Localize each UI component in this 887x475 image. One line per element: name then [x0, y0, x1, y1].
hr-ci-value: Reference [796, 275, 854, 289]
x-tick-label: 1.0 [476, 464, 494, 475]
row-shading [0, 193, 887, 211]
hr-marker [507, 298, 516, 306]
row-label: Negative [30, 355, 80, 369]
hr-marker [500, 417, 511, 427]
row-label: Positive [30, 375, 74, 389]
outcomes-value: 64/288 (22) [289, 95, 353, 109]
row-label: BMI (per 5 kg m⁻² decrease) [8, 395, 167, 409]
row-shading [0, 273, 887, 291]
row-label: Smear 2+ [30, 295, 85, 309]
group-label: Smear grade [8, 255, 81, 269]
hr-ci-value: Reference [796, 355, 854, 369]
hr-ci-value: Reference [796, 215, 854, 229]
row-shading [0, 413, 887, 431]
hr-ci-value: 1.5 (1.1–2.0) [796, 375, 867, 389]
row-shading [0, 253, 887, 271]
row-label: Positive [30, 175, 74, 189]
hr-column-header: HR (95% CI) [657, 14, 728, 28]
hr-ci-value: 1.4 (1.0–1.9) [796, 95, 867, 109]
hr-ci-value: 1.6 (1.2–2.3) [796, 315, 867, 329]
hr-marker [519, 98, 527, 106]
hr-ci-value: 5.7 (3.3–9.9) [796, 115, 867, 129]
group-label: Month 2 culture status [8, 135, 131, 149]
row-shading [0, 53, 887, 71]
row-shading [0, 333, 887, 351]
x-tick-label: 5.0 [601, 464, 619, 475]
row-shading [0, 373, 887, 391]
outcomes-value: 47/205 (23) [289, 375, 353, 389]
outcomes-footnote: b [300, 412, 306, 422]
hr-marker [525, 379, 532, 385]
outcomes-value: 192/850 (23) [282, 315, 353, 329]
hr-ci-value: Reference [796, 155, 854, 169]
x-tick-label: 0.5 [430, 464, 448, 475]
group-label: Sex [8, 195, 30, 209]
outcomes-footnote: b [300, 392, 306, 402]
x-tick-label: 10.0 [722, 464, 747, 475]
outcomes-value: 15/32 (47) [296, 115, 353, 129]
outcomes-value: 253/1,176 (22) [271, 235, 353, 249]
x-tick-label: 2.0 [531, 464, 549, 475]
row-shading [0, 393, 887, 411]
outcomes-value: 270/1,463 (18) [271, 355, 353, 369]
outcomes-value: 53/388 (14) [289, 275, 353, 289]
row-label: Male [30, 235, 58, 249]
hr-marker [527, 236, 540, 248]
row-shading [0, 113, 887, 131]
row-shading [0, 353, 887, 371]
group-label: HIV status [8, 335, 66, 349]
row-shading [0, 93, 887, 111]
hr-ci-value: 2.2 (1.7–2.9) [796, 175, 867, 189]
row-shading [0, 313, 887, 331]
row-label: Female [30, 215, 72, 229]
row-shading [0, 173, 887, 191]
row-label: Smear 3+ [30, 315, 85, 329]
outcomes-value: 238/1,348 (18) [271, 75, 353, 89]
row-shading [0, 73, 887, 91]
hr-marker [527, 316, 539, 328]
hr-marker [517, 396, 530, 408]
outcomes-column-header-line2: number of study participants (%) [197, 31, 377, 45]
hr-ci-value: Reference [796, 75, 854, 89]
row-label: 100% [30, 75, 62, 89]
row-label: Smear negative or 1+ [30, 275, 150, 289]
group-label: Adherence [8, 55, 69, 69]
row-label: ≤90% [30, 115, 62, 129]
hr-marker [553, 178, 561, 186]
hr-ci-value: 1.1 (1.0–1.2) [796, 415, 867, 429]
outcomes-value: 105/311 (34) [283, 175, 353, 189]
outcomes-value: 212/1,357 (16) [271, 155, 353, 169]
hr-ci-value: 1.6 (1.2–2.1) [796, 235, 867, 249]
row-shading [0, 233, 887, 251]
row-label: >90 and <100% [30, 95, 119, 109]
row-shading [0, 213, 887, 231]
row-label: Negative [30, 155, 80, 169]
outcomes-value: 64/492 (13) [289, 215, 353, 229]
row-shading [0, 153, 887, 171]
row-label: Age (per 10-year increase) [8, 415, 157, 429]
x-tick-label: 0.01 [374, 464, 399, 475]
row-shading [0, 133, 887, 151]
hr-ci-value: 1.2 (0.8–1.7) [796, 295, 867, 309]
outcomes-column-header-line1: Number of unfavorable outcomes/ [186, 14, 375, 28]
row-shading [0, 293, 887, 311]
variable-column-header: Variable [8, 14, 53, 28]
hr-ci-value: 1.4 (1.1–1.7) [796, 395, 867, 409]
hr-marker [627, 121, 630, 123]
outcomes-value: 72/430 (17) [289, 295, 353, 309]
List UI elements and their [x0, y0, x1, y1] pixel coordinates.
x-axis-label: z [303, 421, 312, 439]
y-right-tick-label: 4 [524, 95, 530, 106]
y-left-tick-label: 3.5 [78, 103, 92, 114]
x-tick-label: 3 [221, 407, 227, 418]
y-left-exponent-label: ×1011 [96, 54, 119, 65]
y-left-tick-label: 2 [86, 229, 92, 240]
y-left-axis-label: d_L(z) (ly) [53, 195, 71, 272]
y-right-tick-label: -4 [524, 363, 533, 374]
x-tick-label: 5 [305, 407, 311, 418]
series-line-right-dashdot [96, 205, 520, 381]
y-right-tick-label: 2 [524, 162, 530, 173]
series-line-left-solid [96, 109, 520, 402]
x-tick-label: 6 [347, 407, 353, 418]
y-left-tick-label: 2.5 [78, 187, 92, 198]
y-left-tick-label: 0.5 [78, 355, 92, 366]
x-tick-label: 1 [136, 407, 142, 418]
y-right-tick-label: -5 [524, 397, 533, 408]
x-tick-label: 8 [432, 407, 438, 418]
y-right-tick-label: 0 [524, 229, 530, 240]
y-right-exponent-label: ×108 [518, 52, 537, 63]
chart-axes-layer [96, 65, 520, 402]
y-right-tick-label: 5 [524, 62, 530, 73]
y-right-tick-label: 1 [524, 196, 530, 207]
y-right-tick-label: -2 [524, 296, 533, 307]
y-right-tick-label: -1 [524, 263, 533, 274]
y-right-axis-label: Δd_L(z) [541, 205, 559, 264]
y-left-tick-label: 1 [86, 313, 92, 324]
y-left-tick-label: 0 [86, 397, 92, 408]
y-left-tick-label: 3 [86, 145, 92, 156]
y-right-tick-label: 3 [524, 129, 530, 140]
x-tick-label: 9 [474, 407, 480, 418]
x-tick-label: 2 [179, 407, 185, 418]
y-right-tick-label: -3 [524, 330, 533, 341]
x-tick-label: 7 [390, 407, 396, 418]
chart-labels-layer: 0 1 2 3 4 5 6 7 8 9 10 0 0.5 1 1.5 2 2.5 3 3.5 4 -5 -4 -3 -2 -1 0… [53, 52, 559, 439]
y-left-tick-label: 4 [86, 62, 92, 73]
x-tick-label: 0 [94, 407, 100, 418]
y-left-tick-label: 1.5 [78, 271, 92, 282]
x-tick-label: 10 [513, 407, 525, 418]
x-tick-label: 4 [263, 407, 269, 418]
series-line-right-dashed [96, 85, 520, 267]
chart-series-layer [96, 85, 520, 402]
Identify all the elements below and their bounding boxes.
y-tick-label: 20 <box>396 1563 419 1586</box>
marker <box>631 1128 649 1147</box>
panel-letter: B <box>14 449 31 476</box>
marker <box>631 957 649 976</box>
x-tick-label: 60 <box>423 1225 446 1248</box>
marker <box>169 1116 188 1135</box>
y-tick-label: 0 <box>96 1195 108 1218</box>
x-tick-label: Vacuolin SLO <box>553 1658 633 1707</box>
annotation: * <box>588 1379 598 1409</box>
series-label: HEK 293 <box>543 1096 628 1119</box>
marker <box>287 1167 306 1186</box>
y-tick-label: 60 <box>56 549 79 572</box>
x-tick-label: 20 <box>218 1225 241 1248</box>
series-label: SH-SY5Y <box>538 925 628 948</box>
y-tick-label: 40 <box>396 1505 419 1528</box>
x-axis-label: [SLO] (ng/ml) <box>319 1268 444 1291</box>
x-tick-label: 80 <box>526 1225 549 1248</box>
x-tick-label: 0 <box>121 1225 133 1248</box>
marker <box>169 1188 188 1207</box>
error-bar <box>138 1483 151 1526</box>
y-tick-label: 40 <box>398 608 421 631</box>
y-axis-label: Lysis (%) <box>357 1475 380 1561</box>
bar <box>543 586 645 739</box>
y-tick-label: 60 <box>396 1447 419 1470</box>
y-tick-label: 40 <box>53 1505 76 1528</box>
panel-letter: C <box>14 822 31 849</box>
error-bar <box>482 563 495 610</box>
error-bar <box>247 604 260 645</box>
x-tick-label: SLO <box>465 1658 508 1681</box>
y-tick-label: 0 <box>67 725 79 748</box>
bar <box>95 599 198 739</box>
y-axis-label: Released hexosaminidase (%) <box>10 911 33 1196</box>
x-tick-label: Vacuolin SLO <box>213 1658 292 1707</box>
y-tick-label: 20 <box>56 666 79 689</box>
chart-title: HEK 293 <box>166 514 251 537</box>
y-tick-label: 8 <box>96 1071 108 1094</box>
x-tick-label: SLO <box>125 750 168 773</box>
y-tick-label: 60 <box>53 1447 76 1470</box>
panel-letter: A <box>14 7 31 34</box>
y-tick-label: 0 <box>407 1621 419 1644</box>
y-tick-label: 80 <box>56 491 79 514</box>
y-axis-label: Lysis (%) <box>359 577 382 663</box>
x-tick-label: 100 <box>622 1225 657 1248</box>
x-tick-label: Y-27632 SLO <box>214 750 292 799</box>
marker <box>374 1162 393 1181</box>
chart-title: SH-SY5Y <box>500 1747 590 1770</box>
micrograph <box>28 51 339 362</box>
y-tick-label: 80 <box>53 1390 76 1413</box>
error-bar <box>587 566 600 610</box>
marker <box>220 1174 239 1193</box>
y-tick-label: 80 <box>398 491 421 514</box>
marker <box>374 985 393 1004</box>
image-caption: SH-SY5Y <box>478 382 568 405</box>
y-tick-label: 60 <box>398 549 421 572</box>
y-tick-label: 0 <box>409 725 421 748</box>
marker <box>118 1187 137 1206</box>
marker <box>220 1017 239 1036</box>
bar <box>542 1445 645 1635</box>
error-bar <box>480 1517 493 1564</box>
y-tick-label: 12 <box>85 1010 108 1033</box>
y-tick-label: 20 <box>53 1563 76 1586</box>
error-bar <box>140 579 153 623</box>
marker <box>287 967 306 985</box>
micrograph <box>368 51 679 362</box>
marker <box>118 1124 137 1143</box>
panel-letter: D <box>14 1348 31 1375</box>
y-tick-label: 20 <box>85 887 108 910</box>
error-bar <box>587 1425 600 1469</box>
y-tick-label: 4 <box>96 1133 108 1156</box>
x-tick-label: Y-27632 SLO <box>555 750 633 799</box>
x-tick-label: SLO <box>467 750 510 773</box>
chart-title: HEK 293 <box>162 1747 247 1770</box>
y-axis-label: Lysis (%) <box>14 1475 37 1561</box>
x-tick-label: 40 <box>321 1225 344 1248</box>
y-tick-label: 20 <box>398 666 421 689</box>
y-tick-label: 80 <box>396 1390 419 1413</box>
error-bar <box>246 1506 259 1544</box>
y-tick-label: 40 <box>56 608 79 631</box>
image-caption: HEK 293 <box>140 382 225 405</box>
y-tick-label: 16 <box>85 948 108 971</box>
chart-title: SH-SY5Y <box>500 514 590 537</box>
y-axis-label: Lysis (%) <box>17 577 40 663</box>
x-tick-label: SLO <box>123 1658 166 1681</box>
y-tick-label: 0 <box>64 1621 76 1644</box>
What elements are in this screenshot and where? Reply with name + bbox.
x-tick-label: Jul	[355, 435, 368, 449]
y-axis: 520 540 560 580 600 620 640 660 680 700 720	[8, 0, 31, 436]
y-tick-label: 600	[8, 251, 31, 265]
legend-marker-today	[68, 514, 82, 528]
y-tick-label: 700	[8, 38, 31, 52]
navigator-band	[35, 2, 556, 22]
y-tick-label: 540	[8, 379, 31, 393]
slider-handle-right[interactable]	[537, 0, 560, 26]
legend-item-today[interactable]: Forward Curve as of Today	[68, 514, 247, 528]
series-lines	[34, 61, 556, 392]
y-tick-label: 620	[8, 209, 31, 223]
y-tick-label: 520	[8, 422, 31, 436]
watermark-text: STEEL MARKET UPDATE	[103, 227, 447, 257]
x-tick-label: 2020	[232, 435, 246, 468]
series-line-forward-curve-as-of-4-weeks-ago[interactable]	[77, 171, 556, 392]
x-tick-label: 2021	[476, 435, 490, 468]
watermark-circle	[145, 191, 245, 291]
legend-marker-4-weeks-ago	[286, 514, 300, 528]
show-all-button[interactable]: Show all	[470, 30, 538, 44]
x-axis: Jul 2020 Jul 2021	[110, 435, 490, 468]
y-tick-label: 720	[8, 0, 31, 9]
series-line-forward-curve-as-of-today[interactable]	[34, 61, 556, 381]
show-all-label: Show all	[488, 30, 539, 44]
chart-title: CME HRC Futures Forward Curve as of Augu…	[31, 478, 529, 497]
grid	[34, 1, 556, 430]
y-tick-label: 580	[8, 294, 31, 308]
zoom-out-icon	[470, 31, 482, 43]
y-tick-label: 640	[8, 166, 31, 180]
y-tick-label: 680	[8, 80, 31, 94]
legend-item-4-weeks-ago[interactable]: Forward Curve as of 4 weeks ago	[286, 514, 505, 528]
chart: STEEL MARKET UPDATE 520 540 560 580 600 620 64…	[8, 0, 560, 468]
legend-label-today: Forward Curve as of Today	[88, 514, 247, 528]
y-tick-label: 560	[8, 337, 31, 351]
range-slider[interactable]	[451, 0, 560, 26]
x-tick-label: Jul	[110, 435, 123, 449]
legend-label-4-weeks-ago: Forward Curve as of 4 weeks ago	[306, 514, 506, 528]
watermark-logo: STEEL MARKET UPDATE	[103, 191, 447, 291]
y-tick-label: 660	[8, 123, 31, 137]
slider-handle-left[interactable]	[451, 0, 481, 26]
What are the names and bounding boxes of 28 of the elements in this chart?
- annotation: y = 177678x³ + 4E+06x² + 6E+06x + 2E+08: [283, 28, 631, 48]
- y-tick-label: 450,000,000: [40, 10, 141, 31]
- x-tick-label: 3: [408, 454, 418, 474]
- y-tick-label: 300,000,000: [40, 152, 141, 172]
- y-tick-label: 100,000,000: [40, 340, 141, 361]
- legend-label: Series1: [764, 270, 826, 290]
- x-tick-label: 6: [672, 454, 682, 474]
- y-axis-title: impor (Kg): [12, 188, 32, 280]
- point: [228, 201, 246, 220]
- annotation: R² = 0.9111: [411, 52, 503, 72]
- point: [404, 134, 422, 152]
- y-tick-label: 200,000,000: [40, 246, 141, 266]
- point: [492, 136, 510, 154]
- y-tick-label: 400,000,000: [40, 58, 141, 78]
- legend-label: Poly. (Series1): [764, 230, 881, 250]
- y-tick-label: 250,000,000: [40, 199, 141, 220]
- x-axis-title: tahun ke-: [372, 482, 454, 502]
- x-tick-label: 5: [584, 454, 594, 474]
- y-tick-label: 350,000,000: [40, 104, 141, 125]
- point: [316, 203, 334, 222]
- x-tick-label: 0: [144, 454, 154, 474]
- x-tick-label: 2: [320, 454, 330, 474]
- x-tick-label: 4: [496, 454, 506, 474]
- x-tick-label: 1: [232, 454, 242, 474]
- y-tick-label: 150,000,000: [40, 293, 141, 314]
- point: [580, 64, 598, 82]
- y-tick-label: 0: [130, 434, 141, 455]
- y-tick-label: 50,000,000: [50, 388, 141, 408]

====

Return the records verbatim, starting at their first line and ending at the line containing "hr-column-header: HR (95%", with both of those lines included.

Localize each UI component in this 887x475 image. One line per element: name then [x0, y0, x1, y1].
hr-ci-value: Reference [796, 275, 854, 289]
x-tick-label: 1.0 [476, 464, 494, 475]
row-shading [0, 193, 887, 211]
hr-marker [507, 298, 516, 306]
row-label: Negative [30, 355, 80, 369]
hr-marker [500, 417, 511, 427]
row-label: Positive [30, 375, 74, 389]
outcomes-value: 64/288 (22) [289, 95, 353, 109]
row-label: BMI (per 5 kg m⁻² decrease) [8, 395, 167, 409]
row-shading [0, 273, 887, 291]
row-label: Smear 2+ [30, 295, 85, 309]
group-label: Smear grade [8, 255, 81, 269]
hr-ci-value: Reference [796, 355, 854, 369]
hr-ci-value: Reference [796, 215, 854, 229]
row-shading [0, 413, 887, 431]
hr-ci-value: 1.5 (1.1–2.0) [796, 375, 867, 389]
row-shading [0, 253, 887, 271]
row-label: Positive [30, 175, 74, 189]
hr-column-header: HR (95% CI) [657, 14, 728, 28]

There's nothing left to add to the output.